--- Problem details ---
Each entry below must be repeated exactly, with pictures left out.

--- Exercise inputs ---
..........

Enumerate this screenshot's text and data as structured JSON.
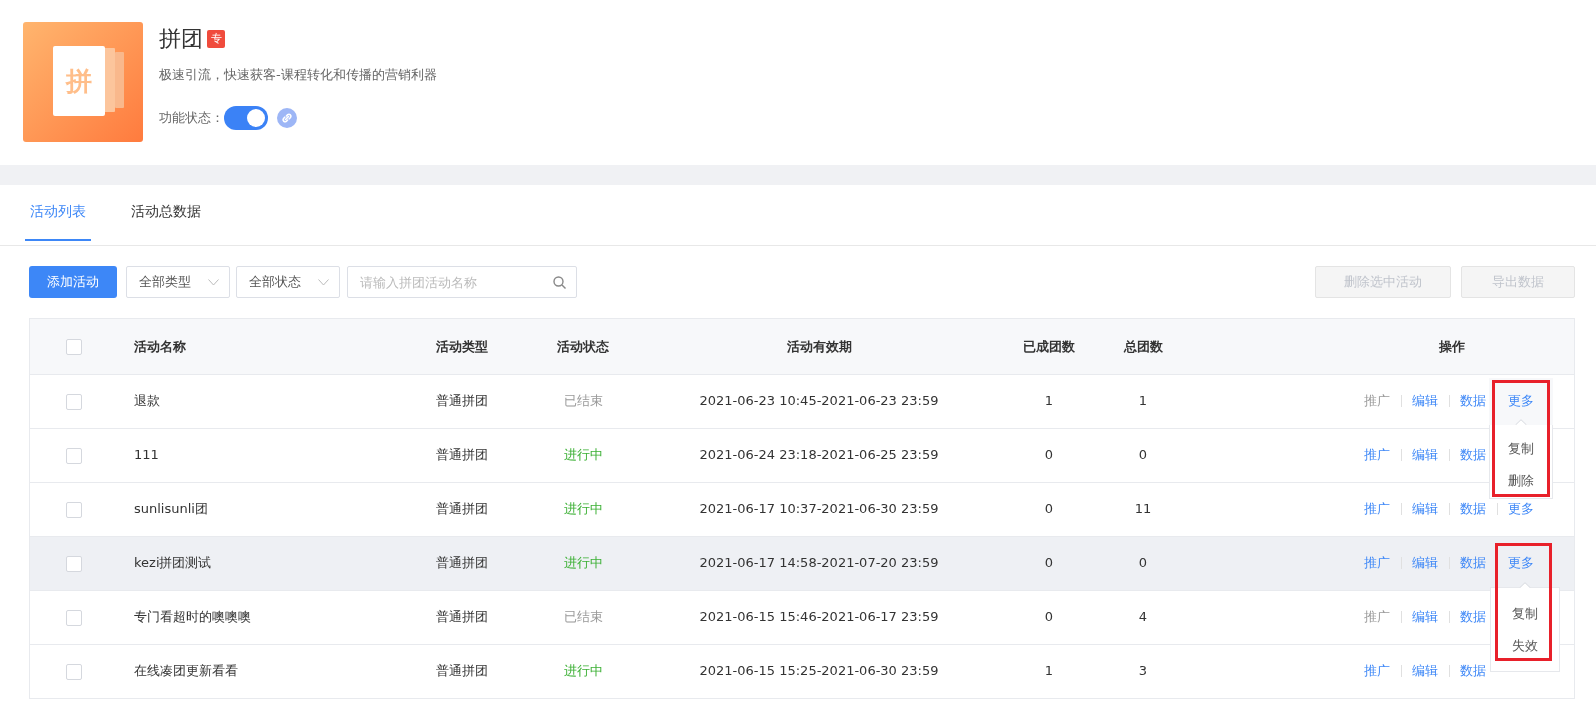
{
  "app": {
    "icon_text": "拼",
    "title": "拼团",
    "badge": "专",
    "description": "极速引流，快速获客-课程转化和传播的营销利器",
    "status_label": "功能状态：",
    "status_on": true
  },
  "tabs": [
    {
      "label": "活动列表",
      "selected": true
    },
    {
      "label": "活动总数据",
      "selected": false
    }
  ],
  "toolbar": {
    "add_button": "添加活动",
    "filters": [
      {
        "label": "全部类型"
      },
      {
        "label": "全部状态"
      }
    ],
    "search": {
      "placeholder": "请输入拼团活动名称"
    },
    "actions": [
      {
        "label": "删除选中活动",
        "disabled": true
      },
      {
        "label": "导出数据",
        "disabled": true
      }
    ]
  },
  "table": {
    "select_all": {
      "checked": false
    },
    "columns": [
      "活动名称",
      "活动类型",
      "活动状态",
      "活动有效期",
      "已成团数",
      "总团数",
      "操作"
    ],
    "rows": [
      {
        "checked": false,
        "hovered": false,
        "name": "退款",
        "type": "普通拼团",
        "status": {
          "label": "已结束",
          "kind": "ended"
        },
        "period": "2021-06-23 10:45-2021-06-23 23:59",
        "formed": "1",
        "total": "1",
        "actions": [
          {
            "label": "推广",
            "disabled": true
          },
          {
            "label": "编辑",
            "disabled": false
          },
          {
            "label": "数据",
            "disabled": false
          },
          {
            "label": "更多",
            "disabled": false
          }
        ],
        "menu": {
          "kind": "dropdown",
          "items": [
            "复制",
            "删除"
          ]
        },
        "annotated": true
      },
      {
        "checked": false,
        "hovered": false,
        "name": "111",
        "type": "普通拼团",
        "status": {
          "label": "进行中",
          "kind": "active"
        },
        "period": "2021-06-24 23:18-2021-06-25 23:59",
        "formed": "0",
        "total": "0",
        "actions": [
          {
            "label": "推广",
            "disabled": false
          },
          {
            "label": "编辑",
            "disabled": false
          },
          {
            "label": "数据",
            "disabled": false
          }
        ],
        "annotated": false
      },
      {
        "checked": false,
        "hovered": false,
        "name": "sunlisunli团",
        "type": "普通拼团",
        "status": {
          "label": "进行中",
          "kind": "active"
        },
        "period": "2021-06-17 10:37-2021-06-30 23:59",
        "formed": "0",
        "total": "11",
        "actions": [
          {
            "label": "推广",
            "disabled": false
          },
          {
            "label": "编辑",
            "disabled": false
          },
          {
            "label": "数据",
            "disabled": false
          },
          {
            "label": "更多",
            "disabled": false
          }
        ],
        "annotated": false
      },
      {
        "checked": false,
        "hovered": true,
        "name": "kezi拼团测试",
        "type": "普通拼团",
        "status": {
          "label": "进行中",
          "kind": "active"
        },
        "period": "2021-06-17 14:58-2021-07-20 23:59",
        "formed": "0",
        "total": "0",
        "actions": [
          {
            "label": "推广",
            "disabled": false
          },
          {
            "label": "编辑",
            "disabled": false
          },
          {
            "label": "数据",
            "disabled": false
          },
          {
            "label": "更多",
            "disabled": false
          }
        ],
        "menu": {
          "kind": "popover",
          "items": [
            "复制",
            "失效"
          ]
        },
        "annotated": true
      },
      {
        "checked": false,
        "hovered": false,
        "name": "专门看超时的噢噢噢",
        "type": "普通拼团",
        "status": {
          "label": "已结束",
          "kind": "ended"
        },
        "period": "2021-06-15 15:46-2021-06-17 23:59",
        "formed": "0",
        "total": "4",
        "actions": [
          {
            "label": "推广",
            "disabled": true
          },
          {
            "label": "编辑",
            "disabled": false
          },
          {
            "label": "数据",
            "disabled": false
          }
        ],
        "annotated": false
      },
      {
        "checked": false,
        "hovered": false,
        "name": "在线凑团更新看看",
        "type": "普通拼团",
        "status": {
          "label": "进行中",
          "kind": "active"
        },
        "period": "2021-06-15 15:25-2021-06-30 23:59",
        "formed": "1",
        "total": "3",
        "actions": [
          {
            "label": "推广",
            "disabled": false
          },
          {
            "label": "编辑",
            "disabled": false
          },
          {
            "label": "数据",
            "disabled": false
          }
        ],
        "annotated": false
      }
    ]
  }
}
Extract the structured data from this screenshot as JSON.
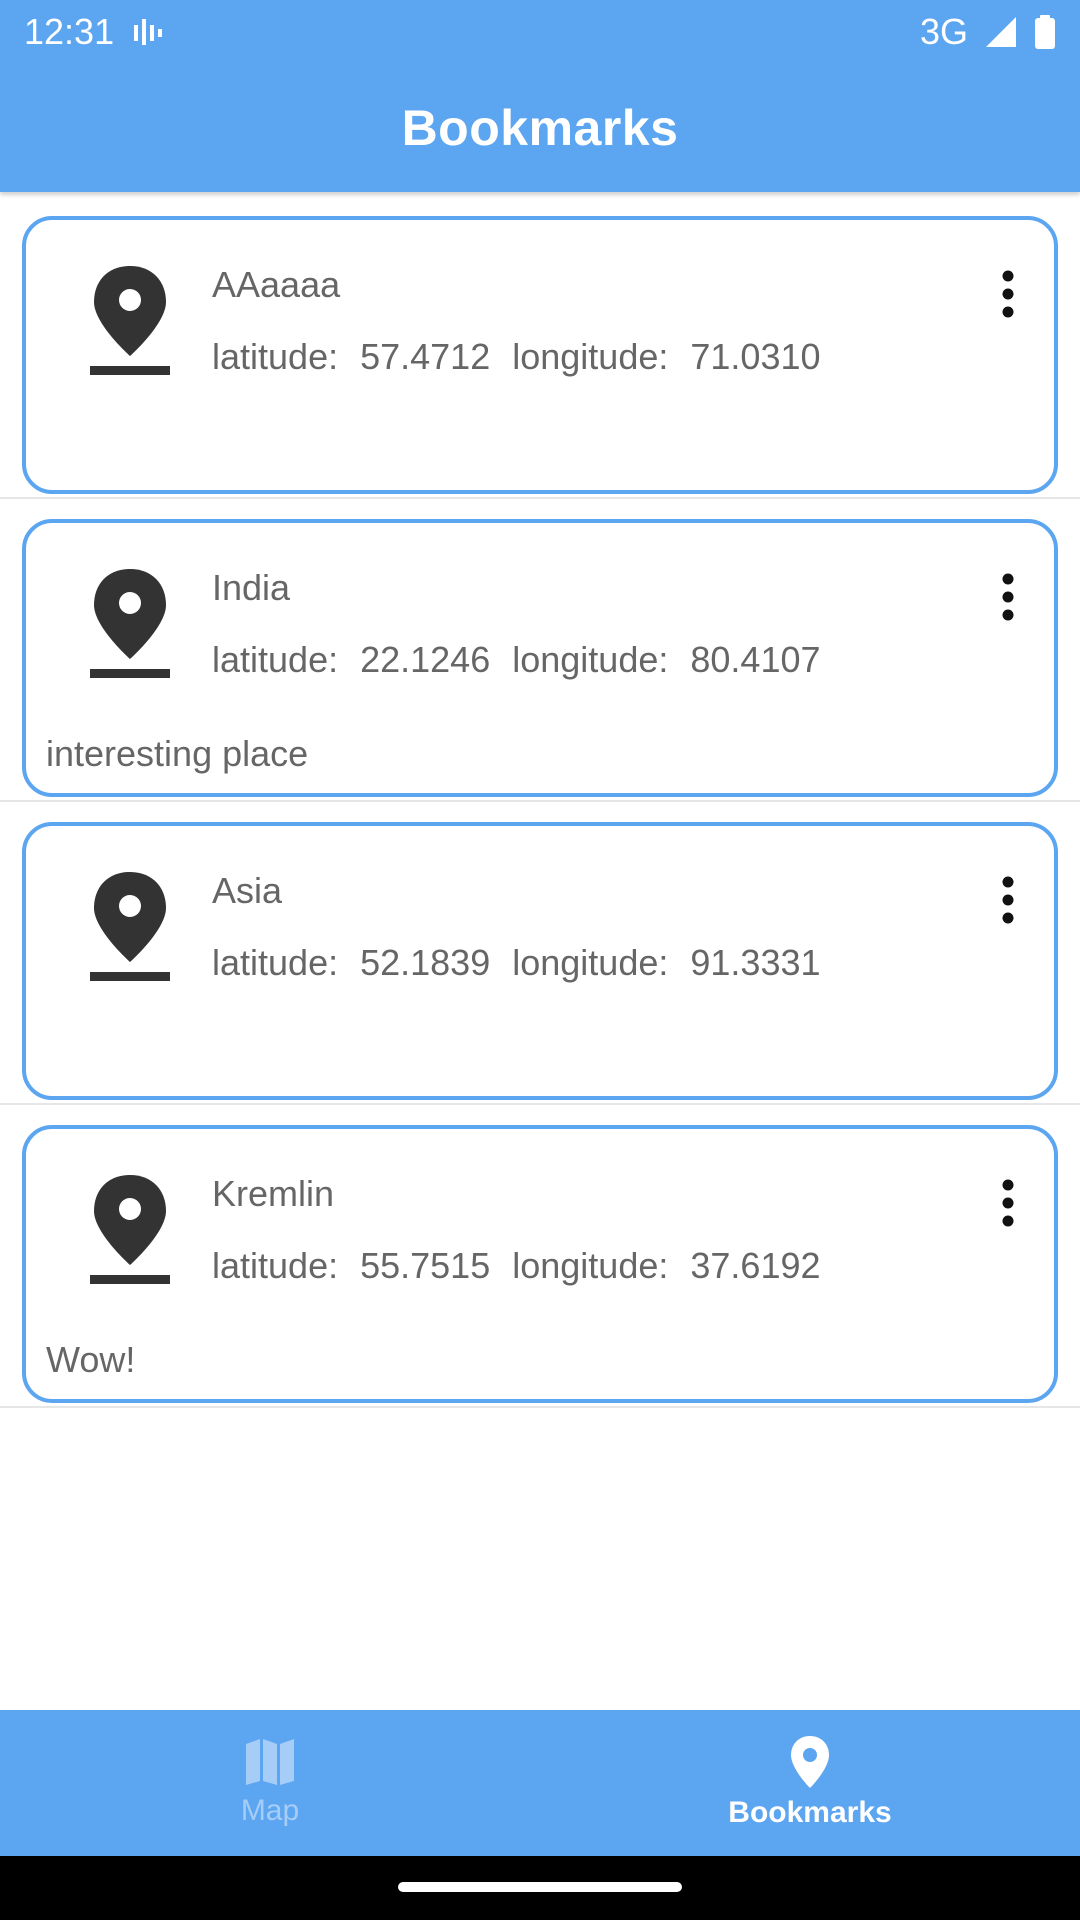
{
  "status_bar": {
    "time": "12:31",
    "network": "3G"
  },
  "app_bar": {
    "title": "Bookmarks"
  },
  "bookmarks": [
    {
      "name": "AAaaaa",
      "latitude_label": "latitude:",
      "latitude": "57.4712",
      "longitude_label": "longitude:",
      "longitude": "71.0310",
      "note": ""
    },
    {
      "name": "India",
      "latitude_label": "latitude:",
      "latitude": "22.1246",
      "longitude_label": "longitude:",
      "longitude": "80.4107",
      "note": "interesting place"
    },
    {
      "name": "Asia",
      "latitude_label": "latitude:",
      "latitude": "52.1839",
      "longitude_label": "longitude:",
      "longitude": "91.3331",
      "note": ""
    },
    {
      "name": "Kremlin",
      "latitude_label": "latitude:",
      "latitude": "55.7515",
      "longitude_label": "longitude:",
      "longitude": "37.6192",
      "note": "Wow!"
    }
  ],
  "bottom_nav": {
    "items": [
      {
        "label": "Map",
        "icon": "map-icon",
        "active": false
      },
      {
        "label": "Bookmarks",
        "icon": "location-pin-icon",
        "active": true
      }
    ]
  },
  "colors": {
    "primary": "#5ca5f0",
    "text_secondary": "#666666",
    "icon_dark": "#333333",
    "nav_inactive": "#a6cdf7"
  }
}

..........

--- The answer ---
Enumerate this screenshot's text and data as structured JSON.
{
  "app": {
    "icon_text": "拼",
    "title": "拼团",
    "badge": "专",
    "description": "极速引流，快速获客-课程转化和传播的营销利器",
    "status_label": "功能状态：",
    "status_on": true
  },
  "tabs": [
    {
      "label": "活动列表",
      "selected": true
    },
    {
      "label": "活动总数据",
      "selected": false
    }
  ],
  "toolbar": {
    "add_button": "添加活动",
    "filters": [
      {
        "label": "全部类型"
      },
      {
        "label": "全部状态"
      }
    ],
    "search": {
      "placeholder": "请输入拼团活动名称"
    },
    "actions": [
      {
        "label": "删除选中活动",
        "disabled": true
      },
      {
        "label": "导出数据",
        "disabled": true
      }
    ]
  },
  "table": {
    "select_all": {
      "checked": false
    },
    "columns": [
      "活动名称",
      "活动类型",
      "活动状态",
      "活动有效期",
      "已成团数",
      "总团数",
      "操作"
    ],
    "rows": [
      {
        "checked": false,
        "hovered": false,
        "name": "退款",
        "type": "普通拼团",
        "status": {
          "label": "已结束",
          "kind": "ended"
        },
        "period": "2021-06-23 10:45-2021-06-23 23:59",
        "formed": "1",
        "total": "1",
        "actions": [
          {
            "label": "推广",
            "disabled": true
          },
          {
            "label": "编辑",
            "disabled": false
          },
          {
            "label": "数据",
            "disabled": false
          },
          {
            "label": "更多",
            "disabled": false
          }
        ],
        "menu": {
          "kind": "dropdown",
          "items": [
            "复制",
            "删除"
          ]
        },
        "annotated": true
      },
      {
        "checked": false,
        "hovered": false,
        "name": "111",
        "type": "普通拼团",
        "status": {
          "label": "进行中",
          "kind": "active"
        },
        "period": "2021-06-24 23:18-2021-06-25 23:59",
        "formed": "0",
        "total": "0",
        "actions": [
          {
            "label": "推广",
            "disabled": false
          },
          {
            "label": "编辑",
            "disabled": false
          },
          {
            "label": "数据",
            "disabled": false
          }
        ],
        "annotated": false
      },
      {
        "checked": false,
        "hovered": false,
        "name": "sunlisunli团",
        "type": "普通拼团",
        "status": {
          "label": "进行中",
          "kind": "active"
        },
        "period": "2021-06-17 10:37-2021-06-30 23:59",
        "formed": "0",
        "total": "11",
        "actions": [
          {
            "label": "推广",
            "disabled": false
          },
          {
            "label": "编辑",
            "disabled": false
          },
          {
            "label": "数据",
            "disabled": false
          },
          {
            "label": "更多",
            "disabled": false
          }
        ],
        "annotated": false
      },
      {
        "checked": false,
        "hovered": true,
        "name": "kezi拼团测试",
        "type": "普通拼团",
        "status": {
          "label": "进行中",
          "kind": "active"
        },
        "period": "2021-06-17 14:58-2021-07-20 23:59",
        "formed": "0",
        "total": "0",
        "actions": [
          {
            "label": "推广",
            "disabled": false
          },
          {
            "label": "编辑",
            "disabled": false
          },
          {
            "label": "数据",
            "disabled": false
          },
          {
            "label": "更多",
            "disabled": false
          }
        ],
        "menu": {
          "kind": "popover",
          "items": [
            "复制",
            "失效"
          ]
        },
        "annotated": true
      },
      {
        "checked": false,
        "hovered": false,
        "name": "专门看超时的噢噢噢",
        "type": "普通拼团",
        "status": {
          "label": "已结束",
          "kind": "ended"
        },
        "period": "2021-06-15 15:46-2021-06-17 23:59",
        "formed": "0",
        "total": "4",
        "actions": [
          {
            "label": "推广",
            "disabled": true
          },
          {
            "label": "编辑",
            "disabled": false
          },
          {
            "label": "数据",
            "disabled": false
          }
        ],
        "annotated": false
      },
      {
        "checked": false,
        "hovered": false,
        "name": "在线凑团更新看看",
        "type": "普通拼团",
        "status": {
          "label": "进行中",
          "kind": "active"
        },
        "period": "2021-06-15 15:25-2021-06-30 23:59",
        "formed": "1",
        "total": "3",
        "actions": [
          {
            "label": "推广",
            "disabled": false
          },
          {
            "label": "编辑",
            "disabled": false
          },
          {
            "label": "数据",
            "disabled": false
          }
        ],
        "annotated": false
      }
    ]
  }
}
Extract the structured data from this screenshot as JSON.
{
  "status_bar": {
    "time": "12:31",
    "network": "3G"
  },
  "app_bar": {
    "title": "Bookmarks"
  },
  "bookmarks": [
    {
      "name": "AAaaaa",
      "latitude_label": "latitude:",
      "latitude": "57.4712",
      "longitude_label": "longitude:",
      "longitude": "71.0310",
      "note": ""
    },
    {
      "name": "India",
      "latitude_label": "latitude:",
      "latitude": "22.1246",
      "longitude_label": "longitude:",
      "longitude": "80.4107",
      "note": "interesting place"
    },
    {
      "name": "Asia",
      "latitude_label": "latitude:",
      "latitude": "52.1839",
      "longitude_label": "longitude:",
      "longitude": "91.3331",
      "note": ""
    },
    {
      "name": "Kremlin",
      "latitude_label": "latitude:",
      "latitude": "55.7515",
      "longitude_label": "longitude:",
      "longitude": "37.6192",
      "note": "Wow!"
    }
  ],
  "bottom_nav": {
    "items": [
      {
        "label": "Map",
        "icon": "map-icon",
        "active": false
      },
      {
        "label": "Bookmarks",
        "icon": "location-pin-icon",
        "active": true
      }
    ]
  },
  "colors": {
    "primary": "#5ca5f0",
    "text_secondary": "#666666",
    "icon_dark": "#333333",
    "nav_inactive": "#a6cdf7"
  }
}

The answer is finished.